_ENTRIES SHOWN:_
§ §
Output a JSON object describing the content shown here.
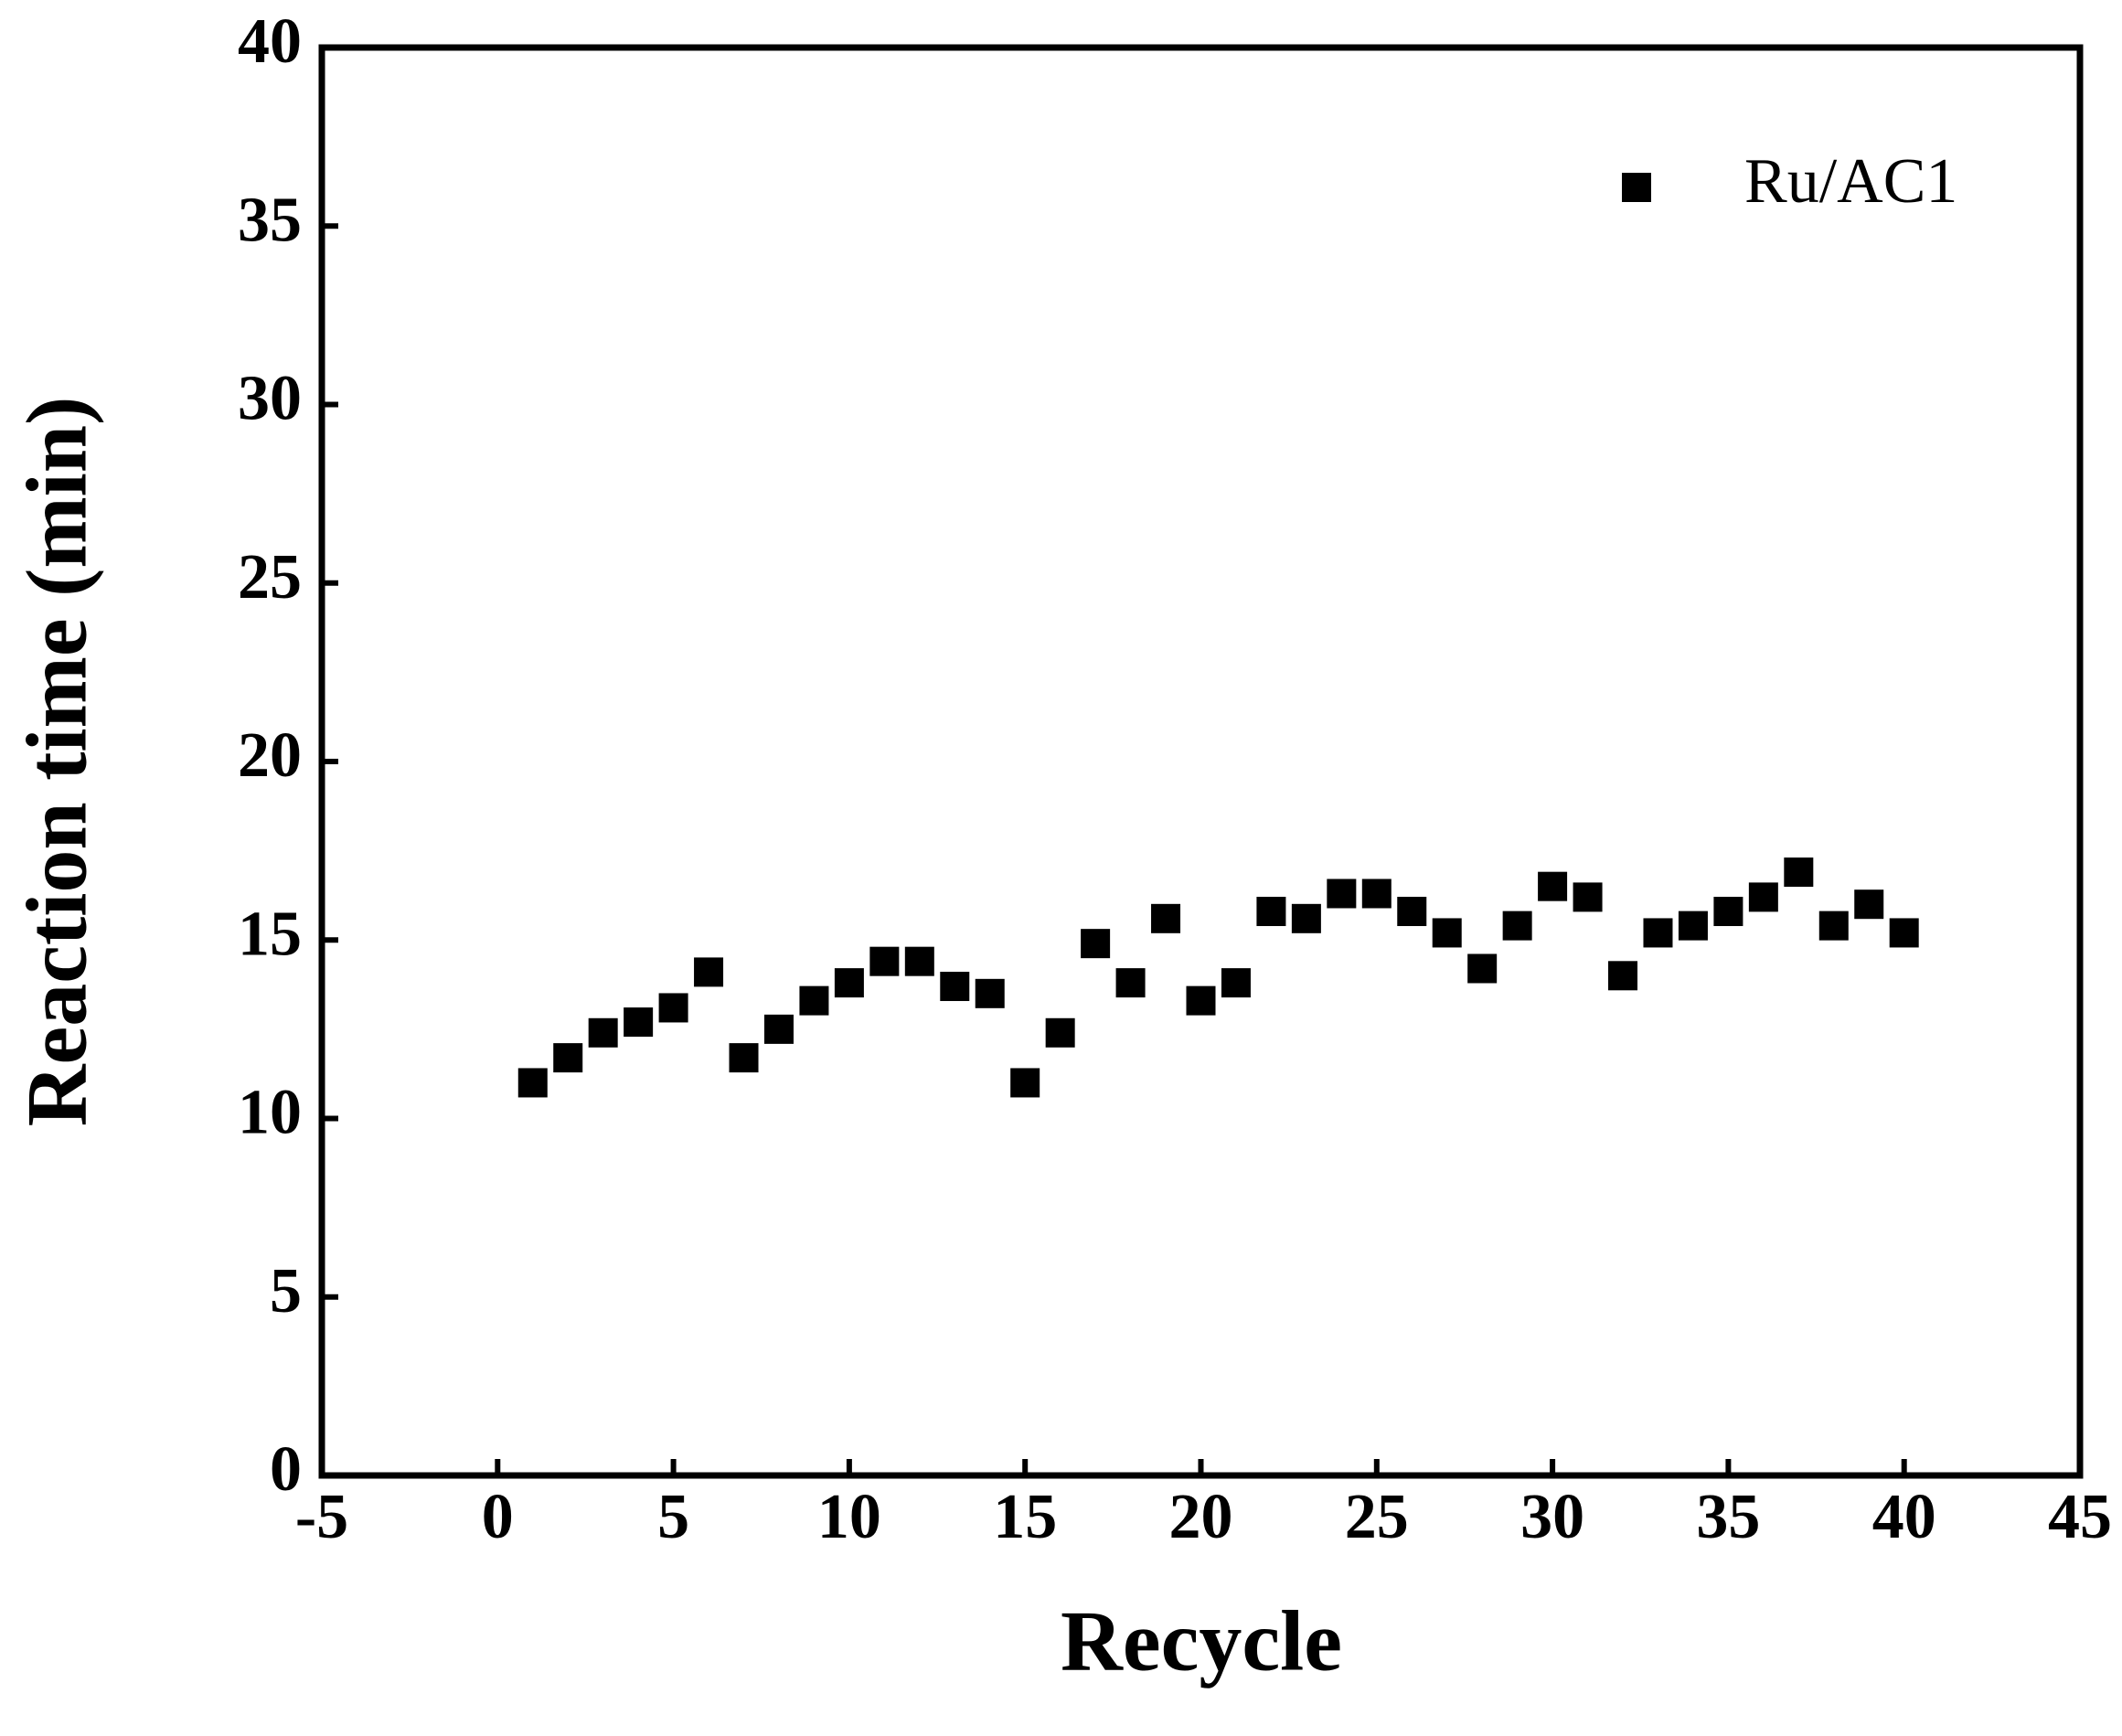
{
  "chart_data": {
    "type": "scatter",
    "xlabel": "Recycle",
    "ylabel": "Reaction time (min)",
    "series": [
      {
        "name": "Ru/AC1",
        "color": "#000000",
        "x": [
          1,
          2,
          3,
          4,
          5,
          6,
          7,
          8,
          9,
          10,
          11,
          12,
          13,
          14,
          15,
          16,
          17,
          18,
          19,
          20,
          21,
          22,
          23,
          24,
          25,
          26,
          27,
          28,
          29,
          30,
          31,
          32,
          33,
          34,
          35,
          36,
          37,
          38,
          39,
          40
        ],
        "values": [
          11.0,
          11.7,
          12.4,
          12.7,
          13.1,
          14.1,
          11.7,
          12.5,
          13.3,
          13.8,
          14.4,
          14.4,
          13.7,
          13.5,
          11.0,
          12.4,
          14.9,
          13.8,
          15.6,
          13.3,
          13.8,
          15.8,
          15.6,
          16.3,
          16.3,
          15.8,
          15.2,
          14.2,
          15.4,
          16.5,
          16.2,
          14.0,
          15.2,
          15.4,
          15.8,
          16.2,
          16.9,
          15.4,
          16.0,
          15.2
        ]
      }
    ],
    "xlim": [
      -5,
      45
    ],
    "xticks": [
      -5,
      0,
      5,
      10,
      15,
      20,
      25,
      30,
      35,
      40,
      45
    ],
    "ylim": [
      0,
      40
    ],
    "yticks": [
      0,
      5,
      10,
      15,
      20,
      25,
      30,
      35,
      40
    ],
    "legend": "upper-right",
    "grid": false
  }
}
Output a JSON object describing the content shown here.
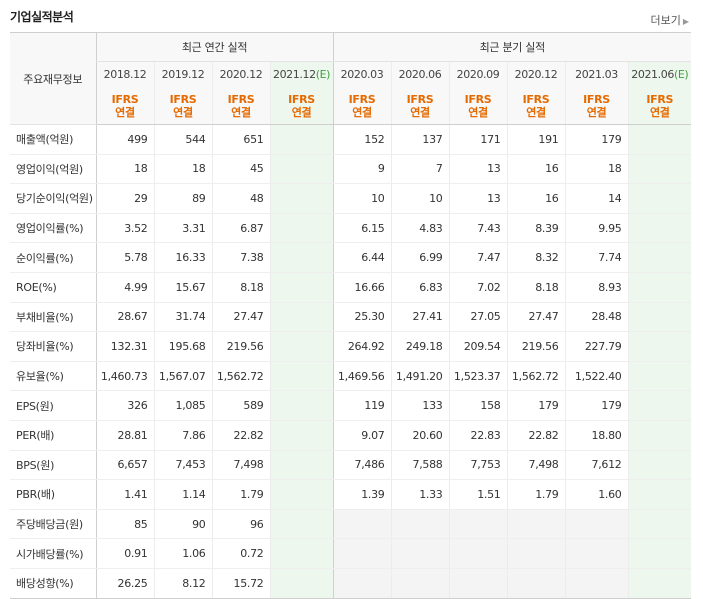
{
  "title": "기업실적분석",
  "more_label": "더보기",
  "row_header_label": "주요재무정보",
  "group_annual": "최근 연간 실적",
  "group_quarter": "최근 분기 실적",
  "periods": [
    {
      "label": "2018.12",
      "est": false
    },
    {
      "label": "2019.12",
      "est": false
    },
    {
      "label": "2020.12",
      "est": false
    },
    {
      "label": "2021.12",
      "est": true
    },
    {
      "label": "2020.03",
      "est": false
    },
    {
      "label": "2020.06",
      "est": false
    },
    {
      "label": "2020.09",
      "est": false
    },
    {
      "label": "2020.12",
      "est": false
    },
    {
      "label": "2021.03",
      "est": false
    },
    {
      "label": "2021.06",
      "est": true
    }
  ],
  "est_mark": "(E)",
  "ifrs_line1": "IFRS",
  "ifrs_line2": "연결",
  "rows": [
    {
      "label": "매출액(억원)",
      "values": [
        "499",
        "544",
        "651",
        "",
        "152",
        "137",
        "171",
        "191",
        "179",
        ""
      ]
    },
    {
      "label": "영업이익(억원)",
      "values": [
        "18",
        "18",
        "45",
        "",
        "9",
        "7",
        "13",
        "16",
        "18",
        ""
      ]
    },
    {
      "label": "당기순이익(억원)",
      "values": [
        "29",
        "89",
        "48",
        "",
        "10",
        "10",
        "13",
        "16",
        "14",
        ""
      ]
    },
    {
      "label": "영업이익률(%)",
      "values": [
        "3.52",
        "3.31",
        "6.87",
        "",
        "6.15",
        "4.83",
        "7.43",
        "8.39",
        "9.95",
        ""
      ]
    },
    {
      "label": "순이익률(%)",
      "values": [
        "5.78",
        "16.33",
        "7.38",
        "",
        "6.44",
        "6.99",
        "7.47",
        "8.32",
        "7.74",
        ""
      ]
    },
    {
      "label": "ROE(%)",
      "values": [
        "4.99",
        "15.67",
        "8.18",
        "",
        "16.66",
        "6.83",
        "7.02",
        "8.18",
        "8.93",
        ""
      ]
    },
    {
      "label": "부채비율(%)",
      "values": [
        "28.67",
        "31.74",
        "27.47",
        "",
        "25.30",
        "27.41",
        "27.05",
        "27.47",
        "28.48",
        ""
      ]
    },
    {
      "label": "당좌비율(%)",
      "values": [
        "132.31",
        "195.68",
        "219.56",
        "",
        "264.92",
        "249.18",
        "209.54",
        "219.56",
        "227.79",
        ""
      ]
    },
    {
      "label": "유보율(%)",
      "values": [
        "1,460.73",
        "1,567.07",
        "1,562.72",
        "",
        "1,469.56",
        "1,491.20",
        "1,523.37",
        "1,562.72",
        "1,522.40",
        ""
      ]
    },
    {
      "label": "EPS(원)",
      "values": [
        "326",
        "1,085",
        "589",
        "",
        "119",
        "133",
        "158",
        "179",
        "179",
        ""
      ]
    },
    {
      "label": "PER(배)",
      "values": [
        "28.81",
        "7.86",
        "22.82",
        "",
        "9.07",
        "20.60",
        "22.83",
        "22.82",
        "18.80",
        ""
      ]
    },
    {
      "label": "BPS(원)",
      "values": [
        "6,657",
        "7,453",
        "7,498",
        "",
        "7,486",
        "7,588",
        "7,753",
        "7,498",
        "7,612",
        ""
      ]
    },
    {
      "label": "PBR(배)",
      "values": [
        "1.41",
        "1.14",
        "1.79",
        "",
        "1.39",
        "1.33",
        "1.51",
        "1.79",
        "1.60",
        ""
      ]
    },
    {
      "label": "주당배당금(원)",
      "values": [
        "85",
        "90",
        "96",
        "",
        "",
        "",
        "",
        "",
        "",
        ""
      ]
    },
    {
      "label": "시가배당률(%)",
      "values": [
        "0.91",
        "1.06",
        "0.72",
        "",
        "",
        "",
        "",
        "",
        "",
        ""
      ]
    },
    {
      "label": "배당성향(%)",
      "values": [
        "26.25",
        "8.12",
        "15.72",
        "",
        "",
        "",
        "",
        "",
        "",
        ""
      ]
    }
  ]
}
§ §
_TASK OBJECTIVE:_ Set every line down exactly as written, leaving each picture out.

_RESPONSE TO THE EXERCISE:_
Output a JSON object describing the content shown here.
{
  "chart_data": {
    "type": "scatter",
    "xlabel": "Recycle",
    "ylabel": "Reaction time (min)",
    "series": [
      {
        "name": "Ru/AC1",
        "color": "#000000",
        "x": [
          1,
          2,
          3,
          4,
          5,
          6,
          7,
          8,
          9,
          10,
          11,
          12,
          13,
          14,
          15,
          16,
          17,
          18,
          19,
          20,
          21,
          22,
          23,
          24,
          25,
          26,
          27,
          28,
          29,
          30,
          31,
          32,
          33,
          34,
          35,
          36,
          37,
          38,
          39,
          40
        ],
        "values": [
          11.0,
          11.7,
          12.4,
          12.7,
          13.1,
          14.1,
          11.7,
          12.5,
          13.3,
          13.8,
          14.4,
          14.4,
          13.7,
          13.5,
          11.0,
          12.4,
          14.9,
          13.8,
          15.6,
          13.3,
          13.8,
          15.8,
          15.6,
          16.3,
          16.3,
          15.8,
          15.2,
          14.2,
          15.4,
          16.5,
          16.2,
          14.0,
          15.2,
          15.4,
          15.8,
          16.2,
          16.9,
          15.4,
          16.0,
          15.2
        ]
      }
    ],
    "xlim": [
      -5,
      45
    ],
    "xticks": [
      -5,
      0,
      5,
      10,
      15,
      20,
      25,
      30,
      35,
      40,
      45
    ],
    "ylim": [
      0,
      40
    ],
    "yticks": [
      0,
      5,
      10,
      15,
      20,
      25,
      30,
      35,
      40
    ],
    "legend": "upper-right",
    "grid": false
  }
}
Output a JSON object describing the content shown here.
{
  "title": "기업실적분석",
  "more_label": "더보기",
  "row_header_label": "주요재무정보",
  "group_annual": "최근 연간 실적",
  "group_quarter": "최근 분기 실적",
  "periods": [
    {
      "label": "2018.12",
      "est": false
    },
    {
      "label": "2019.12",
      "est": false
    },
    {
      "label": "2020.12",
      "est": false
    },
    {
      "label": "2021.12",
      "est": true
    },
    {
      "label": "2020.03",
      "est": false
    },
    {
      "label": "2020.06",
      "est": false
    },
    {
      "label": "2020.09",
      "est": false
    },
    {
      "label": "2020.12",
      "est": false
    },
    {
      "label": "2021.03",
      "est": false
    },
    {
      "label": "2021.06",
      "est": true
    }
  ],
  "est_mark": "(E)",
  "ifrs_line1": "IFRS",
  "ifrs_line2": "연결",
  "rows": [
    {
      "label": "매출액(억원)",
      "values": [
        "499",
        "544",
        "651",
        "",
        "152",
        "137",
        "171",
        "191",
        "179",
        ""
      ]
    },
    {
      "label": "영업이익(억원)",
      "values": [
        "18",
        "18",
        "45",
        "",
        "9",
        "7",
        "13",
        "16",
        "18",
        ""
      ]
    },
    {
      "label": "당기순이익(억원)",
      "values": [
        "29",
        "89",
        "48",
        "",
        "10",
        "10",
        "13",
        "16",
        "14",
        ""
      ]
    },
    {
      "label": "영업이익률(%)",
      "values": [
        "3.52",
        "3.31",
        "6.87",
        "",
        "6.15",
        "4.83",
        "7.43",
        "8.39",
        "9.95",
        ""
      ]
    },
    {
      "label": "순이익률(%)",
      "values": [
        "5.78",
        "16.33",
        "7.38",
        "",
        "6.44",
        "6.99",
        "7.47",
        "8.32",
        "7.74",
        ""
      ]
    },
    {
      "label": "ROE(%)",
      "values": [
        "4.99",
        "15.67",
        "8.18",
        "",
        "16.66",
        "6.83",
        "7.02",
        "8.18",
        "8.93",
        ""
      ]
    },
    {
      "label": "부채비율(%)",
      "values": [
        "28.67",
        "31.74",
        "27.47",
        "",
        "25.30",
        "27.41",
        "27.05",
        "27.47",
        "28.48",
        ""
      ]
    },
    {
      "label": "당좌비율(%)",
      "values": [
        "132.31",
        "195.68",
        "219.56",
        "",
        "264.92",
        "249.18",
        "209.54",
        "219.56",
        "227.79",
        ""
      ]
    },
    {
      "label": "유보율(%)",
      "values": [
        "1,460.73",
        "1,567.07",
        "1,562.72",
        "",
        "1,469.56",
        "1,491.20",
        "1,523.37",
        "1,562.72",
        "1,522.40",
        ""
      ]
    },
    {
      "label": "EPS(원)",
      "values": [
        "326",
        "1,085",
        "589",
        "",
        "119",
        "133",
        "158",
        "179",
        "179",
        ""
      ]
    },
    {
      "label": "PER(배)",
      "values": [
        "28.81",
        "7.86",
        "22.82",
        "",
        "9.07",
        "20.60",
        "22.83",
        "22.82",
        "18.80",
        ""
      ]
    },
    {
      "label": "BPS(원)",
      "values": [
        "6,657",
        "7,453",
        "7,498",
        "",
        "7,486",
        "7,588",
        "7,753",
        "7,498",
        "7,612",
        ""
      ]
    },
    {
      "label": "PBR(배)",
      "values": [
        "1.41",
        "1.14",
        "1.79",
        "",
        "1.39",
        "1.33",
        "1.51",
        "1.79",
        "1.60",
        ""
      ]
    },
    {
      "label": "주당배당금(원)",
      "values": [
        "85",
        "90",
        "96",
        "",
        "",
        "",
        "",
        "",
        "",
        ""
      ]
    },
    {
      "label": "시가배당률(%)",
      "values": [
        "0.91",
        "1.06",
        "0.72",
        "",
        "",
        "",
        "",
        "",
        "",
        ""
      ]
    },
    {
      "label": "배당성향(%)",
      "values": [
        "26.25",
        "8.12",
        "15.72",
        "",
        "",
        "",
        "",
        "",
        "",
        ""
      ]
    }
  ]
}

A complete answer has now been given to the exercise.